[Data records]
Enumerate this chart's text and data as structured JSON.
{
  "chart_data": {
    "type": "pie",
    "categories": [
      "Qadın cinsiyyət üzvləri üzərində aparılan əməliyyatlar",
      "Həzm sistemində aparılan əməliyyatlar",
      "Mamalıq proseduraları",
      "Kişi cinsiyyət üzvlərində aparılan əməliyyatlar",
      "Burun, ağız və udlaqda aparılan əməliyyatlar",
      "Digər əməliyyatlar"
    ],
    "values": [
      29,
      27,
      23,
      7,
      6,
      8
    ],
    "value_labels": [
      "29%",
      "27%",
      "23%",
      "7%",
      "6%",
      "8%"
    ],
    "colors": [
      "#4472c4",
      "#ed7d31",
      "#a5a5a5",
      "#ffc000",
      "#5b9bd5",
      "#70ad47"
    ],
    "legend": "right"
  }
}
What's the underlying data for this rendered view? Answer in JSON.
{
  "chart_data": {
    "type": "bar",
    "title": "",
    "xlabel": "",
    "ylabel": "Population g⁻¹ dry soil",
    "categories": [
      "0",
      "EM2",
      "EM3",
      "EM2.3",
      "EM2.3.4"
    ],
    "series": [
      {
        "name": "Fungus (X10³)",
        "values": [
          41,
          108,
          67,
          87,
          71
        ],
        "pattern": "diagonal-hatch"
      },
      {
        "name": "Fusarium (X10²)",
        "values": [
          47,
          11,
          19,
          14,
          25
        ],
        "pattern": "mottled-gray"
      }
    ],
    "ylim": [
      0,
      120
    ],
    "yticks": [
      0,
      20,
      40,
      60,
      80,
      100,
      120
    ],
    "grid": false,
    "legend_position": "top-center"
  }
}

The exercise
Determine how many lines in the listing above hold the string "cinsiyyət", then write only the number.

Expected answer
2